To do:
Your task is to copy every line of the records below that contains "Chapman".

Data to use:
··········

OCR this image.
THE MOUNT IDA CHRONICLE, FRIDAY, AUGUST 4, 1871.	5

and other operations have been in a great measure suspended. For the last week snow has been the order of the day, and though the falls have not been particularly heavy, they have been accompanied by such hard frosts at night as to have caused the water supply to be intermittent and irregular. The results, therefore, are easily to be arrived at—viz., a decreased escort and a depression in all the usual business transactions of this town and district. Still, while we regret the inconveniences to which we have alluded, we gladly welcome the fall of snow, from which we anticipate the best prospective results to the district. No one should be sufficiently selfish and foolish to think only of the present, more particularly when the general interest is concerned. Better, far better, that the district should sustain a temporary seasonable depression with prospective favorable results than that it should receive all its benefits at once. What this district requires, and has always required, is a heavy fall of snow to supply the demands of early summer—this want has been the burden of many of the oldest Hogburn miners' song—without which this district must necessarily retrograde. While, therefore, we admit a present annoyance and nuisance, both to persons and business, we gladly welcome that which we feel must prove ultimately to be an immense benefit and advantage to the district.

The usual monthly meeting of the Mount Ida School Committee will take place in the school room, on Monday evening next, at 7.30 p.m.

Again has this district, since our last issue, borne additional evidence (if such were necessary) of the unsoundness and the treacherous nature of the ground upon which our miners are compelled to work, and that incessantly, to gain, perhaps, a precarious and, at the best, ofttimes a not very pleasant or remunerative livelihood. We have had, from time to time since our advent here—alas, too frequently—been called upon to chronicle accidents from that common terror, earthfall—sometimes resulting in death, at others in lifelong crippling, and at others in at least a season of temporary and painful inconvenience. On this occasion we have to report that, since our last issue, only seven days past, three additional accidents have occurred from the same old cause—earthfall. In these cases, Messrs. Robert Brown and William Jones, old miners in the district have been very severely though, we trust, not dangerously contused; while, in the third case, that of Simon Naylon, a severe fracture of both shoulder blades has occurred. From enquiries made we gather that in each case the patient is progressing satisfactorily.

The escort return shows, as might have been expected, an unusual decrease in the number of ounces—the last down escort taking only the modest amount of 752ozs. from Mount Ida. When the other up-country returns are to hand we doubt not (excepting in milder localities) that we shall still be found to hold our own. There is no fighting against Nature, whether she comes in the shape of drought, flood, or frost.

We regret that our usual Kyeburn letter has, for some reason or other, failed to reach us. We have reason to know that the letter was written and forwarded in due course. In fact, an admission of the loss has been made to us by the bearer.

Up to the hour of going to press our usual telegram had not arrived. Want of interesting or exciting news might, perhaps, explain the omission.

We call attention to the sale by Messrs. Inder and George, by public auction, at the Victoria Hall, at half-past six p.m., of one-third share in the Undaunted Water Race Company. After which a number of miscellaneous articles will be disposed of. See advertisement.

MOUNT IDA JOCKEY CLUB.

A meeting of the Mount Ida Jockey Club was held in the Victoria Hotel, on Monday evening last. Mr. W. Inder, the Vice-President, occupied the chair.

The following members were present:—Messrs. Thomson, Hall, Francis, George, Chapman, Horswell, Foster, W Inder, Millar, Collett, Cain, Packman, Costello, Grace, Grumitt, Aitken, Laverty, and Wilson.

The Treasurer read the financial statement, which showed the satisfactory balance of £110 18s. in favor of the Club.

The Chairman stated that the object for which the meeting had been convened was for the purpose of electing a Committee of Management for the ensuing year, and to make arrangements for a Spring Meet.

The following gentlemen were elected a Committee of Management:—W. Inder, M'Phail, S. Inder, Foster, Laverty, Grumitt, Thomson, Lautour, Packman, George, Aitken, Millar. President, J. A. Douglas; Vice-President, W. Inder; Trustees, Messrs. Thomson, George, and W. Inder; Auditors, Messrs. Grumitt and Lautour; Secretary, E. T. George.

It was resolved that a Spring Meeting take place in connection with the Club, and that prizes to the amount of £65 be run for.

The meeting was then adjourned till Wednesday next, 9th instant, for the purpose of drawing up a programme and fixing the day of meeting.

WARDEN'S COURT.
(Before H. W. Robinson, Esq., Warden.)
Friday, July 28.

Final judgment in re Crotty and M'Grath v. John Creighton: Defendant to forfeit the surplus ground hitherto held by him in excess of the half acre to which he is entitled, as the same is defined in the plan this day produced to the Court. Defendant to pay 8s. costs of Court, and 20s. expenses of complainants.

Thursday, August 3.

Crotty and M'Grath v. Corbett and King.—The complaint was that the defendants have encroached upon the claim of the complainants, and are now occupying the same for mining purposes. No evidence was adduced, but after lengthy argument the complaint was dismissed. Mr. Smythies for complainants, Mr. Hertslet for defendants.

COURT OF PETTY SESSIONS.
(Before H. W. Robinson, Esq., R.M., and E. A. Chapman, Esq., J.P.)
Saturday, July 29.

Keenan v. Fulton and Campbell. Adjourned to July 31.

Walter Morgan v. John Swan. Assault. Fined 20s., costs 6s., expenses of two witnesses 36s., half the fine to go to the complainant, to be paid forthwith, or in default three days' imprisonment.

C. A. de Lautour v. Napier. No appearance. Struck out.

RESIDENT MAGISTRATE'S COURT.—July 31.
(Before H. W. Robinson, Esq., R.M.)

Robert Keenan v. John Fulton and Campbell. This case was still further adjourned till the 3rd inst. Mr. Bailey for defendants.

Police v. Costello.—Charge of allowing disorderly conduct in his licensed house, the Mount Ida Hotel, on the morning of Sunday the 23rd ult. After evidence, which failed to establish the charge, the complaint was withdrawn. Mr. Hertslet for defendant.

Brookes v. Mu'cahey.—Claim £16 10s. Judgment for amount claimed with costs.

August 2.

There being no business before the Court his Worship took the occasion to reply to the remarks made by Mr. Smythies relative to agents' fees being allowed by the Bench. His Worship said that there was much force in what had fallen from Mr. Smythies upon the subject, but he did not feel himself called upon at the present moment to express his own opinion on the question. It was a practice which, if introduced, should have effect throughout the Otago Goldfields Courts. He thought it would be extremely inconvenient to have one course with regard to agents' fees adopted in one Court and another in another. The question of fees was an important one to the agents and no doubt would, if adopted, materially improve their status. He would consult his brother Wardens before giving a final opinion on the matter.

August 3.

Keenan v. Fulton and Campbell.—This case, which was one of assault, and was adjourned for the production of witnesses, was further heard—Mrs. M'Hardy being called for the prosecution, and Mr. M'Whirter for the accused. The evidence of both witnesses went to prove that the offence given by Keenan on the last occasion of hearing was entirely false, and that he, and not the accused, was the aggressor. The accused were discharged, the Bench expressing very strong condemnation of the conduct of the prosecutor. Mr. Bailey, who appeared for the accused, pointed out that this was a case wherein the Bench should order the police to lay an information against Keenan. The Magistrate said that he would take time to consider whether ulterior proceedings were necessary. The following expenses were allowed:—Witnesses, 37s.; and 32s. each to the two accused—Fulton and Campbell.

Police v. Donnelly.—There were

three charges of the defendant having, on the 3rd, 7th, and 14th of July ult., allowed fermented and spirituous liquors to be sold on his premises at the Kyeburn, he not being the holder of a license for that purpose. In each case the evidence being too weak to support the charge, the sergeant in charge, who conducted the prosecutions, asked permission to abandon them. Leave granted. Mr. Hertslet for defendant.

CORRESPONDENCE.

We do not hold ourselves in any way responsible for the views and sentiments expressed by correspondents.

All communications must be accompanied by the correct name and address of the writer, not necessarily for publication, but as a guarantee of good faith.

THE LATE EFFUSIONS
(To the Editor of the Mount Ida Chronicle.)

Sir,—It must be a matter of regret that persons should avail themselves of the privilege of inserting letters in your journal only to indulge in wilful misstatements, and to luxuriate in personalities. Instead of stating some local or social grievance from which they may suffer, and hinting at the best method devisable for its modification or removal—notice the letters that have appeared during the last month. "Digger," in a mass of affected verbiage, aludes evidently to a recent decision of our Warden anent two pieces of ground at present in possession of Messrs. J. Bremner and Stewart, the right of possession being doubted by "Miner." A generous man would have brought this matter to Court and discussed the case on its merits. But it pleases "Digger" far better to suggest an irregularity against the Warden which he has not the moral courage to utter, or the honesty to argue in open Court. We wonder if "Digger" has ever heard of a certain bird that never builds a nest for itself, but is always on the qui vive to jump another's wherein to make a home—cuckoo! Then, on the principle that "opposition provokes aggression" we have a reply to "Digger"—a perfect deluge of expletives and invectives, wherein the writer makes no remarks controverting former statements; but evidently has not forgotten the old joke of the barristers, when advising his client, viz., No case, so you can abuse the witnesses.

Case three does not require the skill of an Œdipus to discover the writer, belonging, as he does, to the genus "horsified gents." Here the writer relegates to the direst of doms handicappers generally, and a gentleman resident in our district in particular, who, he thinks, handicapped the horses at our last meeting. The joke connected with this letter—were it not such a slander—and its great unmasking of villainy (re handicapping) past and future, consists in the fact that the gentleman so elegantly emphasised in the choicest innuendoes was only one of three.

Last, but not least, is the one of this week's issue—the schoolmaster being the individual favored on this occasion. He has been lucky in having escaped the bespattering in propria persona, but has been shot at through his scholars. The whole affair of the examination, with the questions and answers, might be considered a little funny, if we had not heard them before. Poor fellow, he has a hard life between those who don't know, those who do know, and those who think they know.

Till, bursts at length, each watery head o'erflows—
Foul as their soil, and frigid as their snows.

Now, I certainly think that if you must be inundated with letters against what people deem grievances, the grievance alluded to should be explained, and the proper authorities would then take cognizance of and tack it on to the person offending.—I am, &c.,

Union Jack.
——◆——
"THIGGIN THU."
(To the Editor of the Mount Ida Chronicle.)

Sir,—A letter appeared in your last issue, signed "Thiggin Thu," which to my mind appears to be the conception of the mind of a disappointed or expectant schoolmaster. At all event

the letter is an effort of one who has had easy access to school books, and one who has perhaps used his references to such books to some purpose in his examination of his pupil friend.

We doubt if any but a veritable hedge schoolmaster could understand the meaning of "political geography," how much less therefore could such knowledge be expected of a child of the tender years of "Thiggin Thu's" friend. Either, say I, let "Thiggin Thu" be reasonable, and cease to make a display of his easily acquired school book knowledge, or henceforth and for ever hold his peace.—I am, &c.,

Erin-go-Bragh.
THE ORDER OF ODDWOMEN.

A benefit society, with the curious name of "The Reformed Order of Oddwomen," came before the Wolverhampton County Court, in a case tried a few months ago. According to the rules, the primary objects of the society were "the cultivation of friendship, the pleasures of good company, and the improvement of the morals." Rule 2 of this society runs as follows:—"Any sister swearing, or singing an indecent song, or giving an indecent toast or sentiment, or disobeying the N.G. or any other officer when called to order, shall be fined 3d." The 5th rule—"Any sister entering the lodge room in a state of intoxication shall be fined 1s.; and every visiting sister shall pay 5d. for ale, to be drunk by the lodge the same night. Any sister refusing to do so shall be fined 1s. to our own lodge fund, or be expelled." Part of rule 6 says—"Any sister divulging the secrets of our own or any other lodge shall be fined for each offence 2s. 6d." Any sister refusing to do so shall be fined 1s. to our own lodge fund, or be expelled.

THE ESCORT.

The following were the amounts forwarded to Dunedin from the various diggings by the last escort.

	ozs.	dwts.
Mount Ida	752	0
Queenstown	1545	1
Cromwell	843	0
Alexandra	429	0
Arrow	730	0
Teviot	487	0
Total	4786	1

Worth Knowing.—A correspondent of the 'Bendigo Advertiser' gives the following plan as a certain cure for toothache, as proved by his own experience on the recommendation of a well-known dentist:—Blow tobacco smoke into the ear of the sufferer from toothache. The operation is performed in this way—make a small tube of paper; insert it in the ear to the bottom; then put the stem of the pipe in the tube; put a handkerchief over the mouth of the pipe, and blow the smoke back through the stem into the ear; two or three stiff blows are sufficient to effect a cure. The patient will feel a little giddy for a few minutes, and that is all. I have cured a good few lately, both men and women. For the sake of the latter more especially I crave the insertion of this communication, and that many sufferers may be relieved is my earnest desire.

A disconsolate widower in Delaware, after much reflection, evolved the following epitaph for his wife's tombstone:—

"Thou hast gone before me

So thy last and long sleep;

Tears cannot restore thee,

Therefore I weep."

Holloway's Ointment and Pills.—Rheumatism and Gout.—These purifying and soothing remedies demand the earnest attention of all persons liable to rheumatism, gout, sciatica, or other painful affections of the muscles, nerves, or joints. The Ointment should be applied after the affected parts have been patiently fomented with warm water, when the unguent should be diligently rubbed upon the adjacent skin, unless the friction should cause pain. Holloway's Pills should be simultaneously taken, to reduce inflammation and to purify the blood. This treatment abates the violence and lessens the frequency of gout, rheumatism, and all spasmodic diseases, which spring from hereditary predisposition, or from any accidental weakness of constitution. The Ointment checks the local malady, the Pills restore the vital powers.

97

··········

Response to the exercise:
The following members were present:—Messrs. Thomson, Hall, Francis, George, Chapman, Horswell, Foster, W Inder, Millar, Collett, Cain, Packman, Costello, Grace, Grumitt, Aitken, Laverty, and Wilson.
(Before H. W. Robinson, Esq., R.M., and E. A. Chapman, Esq., J.P.)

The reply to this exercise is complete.